PROBLEM TO SOLVE: Present every line in which the string "الترجمة" appears.

RAW DATA:
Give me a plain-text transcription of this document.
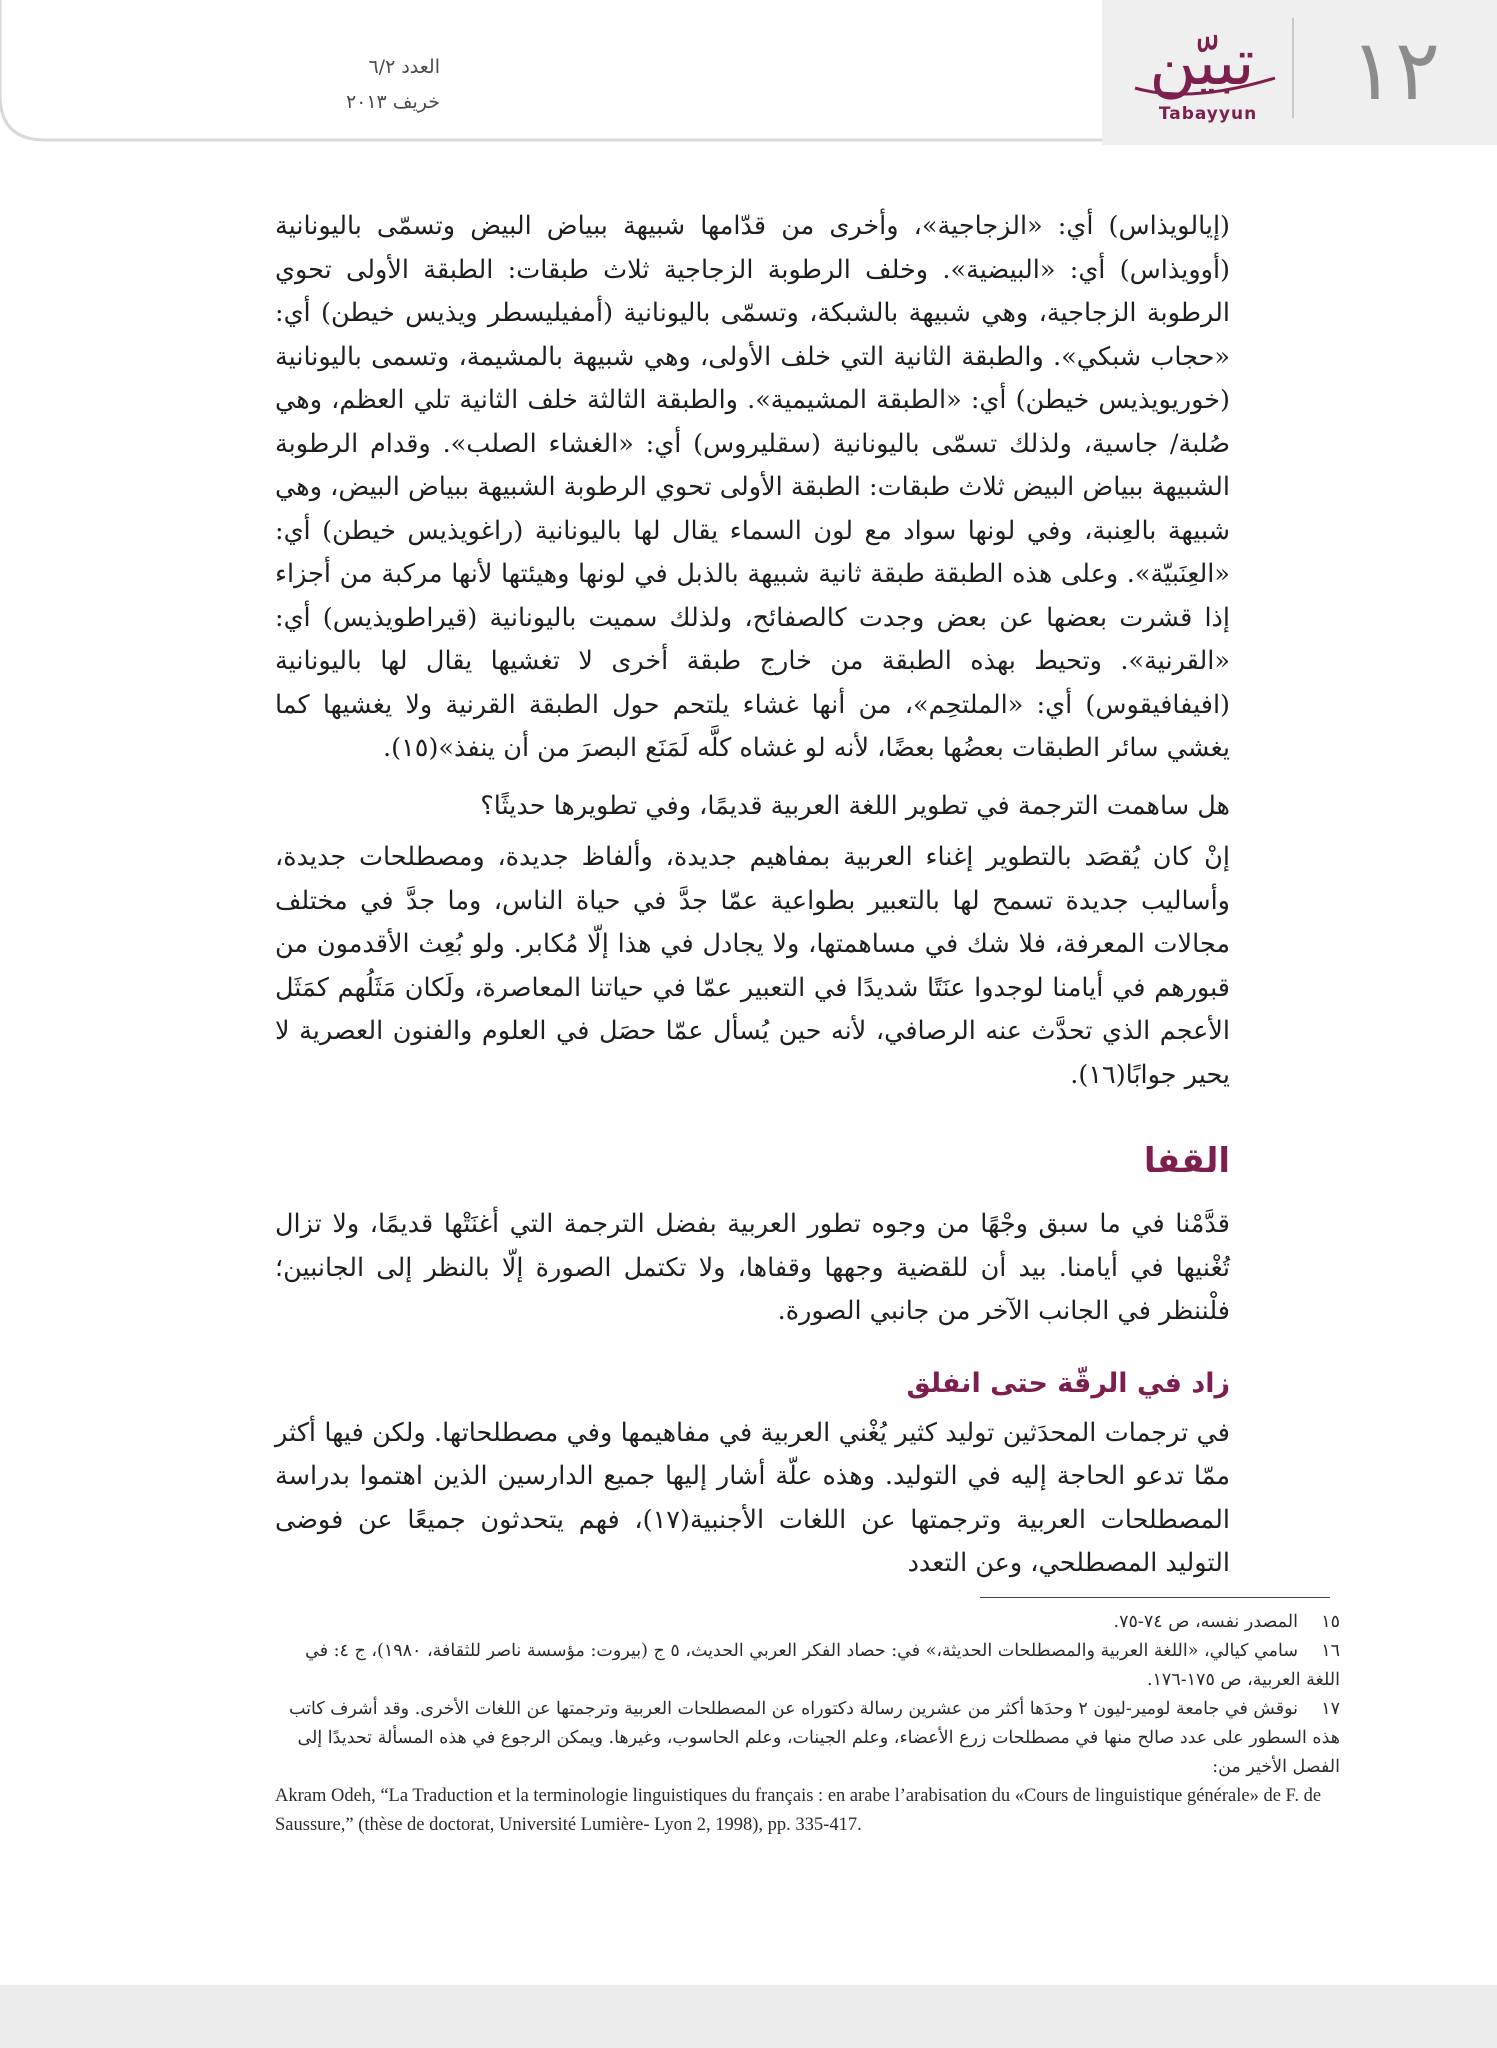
١٢
تبيّن
Tabayyun
العدد ٦/٢
خريف ٢٠١٣

(إيالويذاس) أي: «الزجاجية»، وأخرى من قدّامها شبيهة ببياض البيض وتسمّى باليونانية (أوويذاس) أي: «البيضية». وخلف الرطوبة الزجاجية ثلاث طبقات: الطبقة الأولى تحوي الرطوبة الزجاجية، وهي شبيهة بالشبكة، وتسمّى باليونانية (أمفيليسطر ويذيس خيطن) أي: «حجاب شبكي». والطبقة الثانية التي خلف الأولى، وهي شبيهة بالمشيمة، وتسمى باليونانية (خوريويذيس خيطن) أي: «الطبقة المشيمية». والطبقة الثالثة خلف الثانية تلي العظم، وهي صُلبة/ جاسية، ولذلك تسمّى باليونانية (سقليروس) أي: «الغشاء الصلب». وقدام الرطوبة الشبيهة ببياض البيض ثلاث طبقات: الطبقة الأولى تحوي الرطوبة الشبيهة ببياض البيض، وهي شبيهة بالعِنبة، وفي لونها سواد مع لون السماء يقال لها باليونانية (راغويذيس خيطن) أي: «العِنَبيّة». وعلى هذه الطبقة طبقة ثانية شبيهة بالذبل في لونها وهيئتها لأنها مركبة من أجزاء إذا قشرت بعضها عن بعض وجدت كالصفائح، ولذلك سميت باليونانية (قيراطويذيس) أي: «القرنية». وتحيط بهذه الطبقة من خارج طبقة أخرى لا تغشيها يقال لها باليونانية (افيفافيقوس) أي: «الملتحِم»، من أنها غشاء يلتحم حول الطبقة القرنية ولا يغشيها كما يغشي سائر الطبقات بعضُها بعضًا، لأنه لو غشاه كلَّه لَمَنَع البصرَ من أن ينفذ»(١٥).

هل ساهمت الترجمة في تطوير اللغة العربية قديمًا، وفي تطويرها حديثًا؟

إنْ كان يُقصَد بالتطوير إغناء العربية بمفاهيم جديدة، وألفاظ جديدة، ومصطلحات جديدة، وأساليب جديدة تسمح لها بالتعبير بطواعية عمّا جدَّ في حياة الناس، وما جدَّ في مختلف مجالات المعرفة، فلا شك في مساهمتها، ولا يجادل في هذا إلّا مُكابر. ولو بُعِث الأقدمون من قبورهم في أيامنا لوجدوا عنَتًا شديدًا في التعبير عمّا في حياتنا المعاصرة، ولَكان مَثَلُهم كمَثَل الأعجم الذي تحدَّث عنه الرصافي، لأنه حين يُسأل عمّا حصَل في العلوم والفنون العصرية لا يحير جوابًا(١٦).

القفا

قدَّمْنا في ما سبق وجْهًا من وجوه تطور العربية بفضل الترجمة التي أغنَتْها قديمًا، ولا تزال تُغْنيها في أيامنا. بيد أن للقضية وجهها وقفاها، ولا تكتمل الصورة إلّا بالنظر إلى الجانبين؛ فلْننظر في الجانب الآخر من جانبي الصورة.

زاد في الرقّة حتى انفلق

في ترجمات المحدَثين توليد كثير يُغْني العربية في مفاهيمها وفي مصطلحاتها. ولكن فيها أكثر ممّا تدعو الحاجة إليه في التوليد. وهذه علّة أشار إليها جميع الدارسين الذين اهتموا بدراسة المصطلحات العربية وترجمتها عن اللغات الأجنبية(١٧)، فهم يتحدثون جميعًا عن فوضى التوليد المصطلحي، وعن التعدد

١٥المصدر نفسه، ص ٧٤-٧٥.

١٦سامي كيالي، «اللغة العربية والمصطلحات الحديثة،» في: حصاد الفكر العربي الحديث، ٥ ج (بيروت: مؤسسة ناصر للثقافة، ١٩٨٠)، ج ٤: في اللغة العربية، ص ١٧٥-١٧٦.

١٧نوقش في جامعة لومير-ليون ٢ وحدَها أكثر من عشرين رسالة دكتوراه عن المصطلحات العربية وترجمتها عن اللغات الأخرى. وقد أشرف كاتب هذه السطور على عدد صالح منها في مصطلحات زرع الأعضاء، وعلم الجينات، وعلم الحاسوب، وغيرها. ويمكن الرجوع في هذه المسألة تحديدًا إلى الفصل الأخير من:

Akram Odeh, “La Traduction et la terminologie linguistiques du français : en arabe l’arabisation du «Cours de linguistique générale» de F. de Saussure,” (thèse de doctorat, Université Lumière- Lyon 2, 1998), pp. 335-417.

RESPONSE FOR THIS EXERCISE:
هل ساهمت الترجمة في تطوير اللغة العربية قديمًا، وفي تطويرها حديثًا؟
قدَّمْنا في ما سبق وجْهًا من وجوه تطور العربية بفضل الترجمة التي أغنَتْها قديمًا، ولا تزال تُغْنيها في أيامنا. بيد أن للقضية وجهها وقفاها، ولا تكتمل الصورة إلّا بالنظر إلى الجانبين؛ فلْننظر في الجانب الآخر من جانبي الصورة.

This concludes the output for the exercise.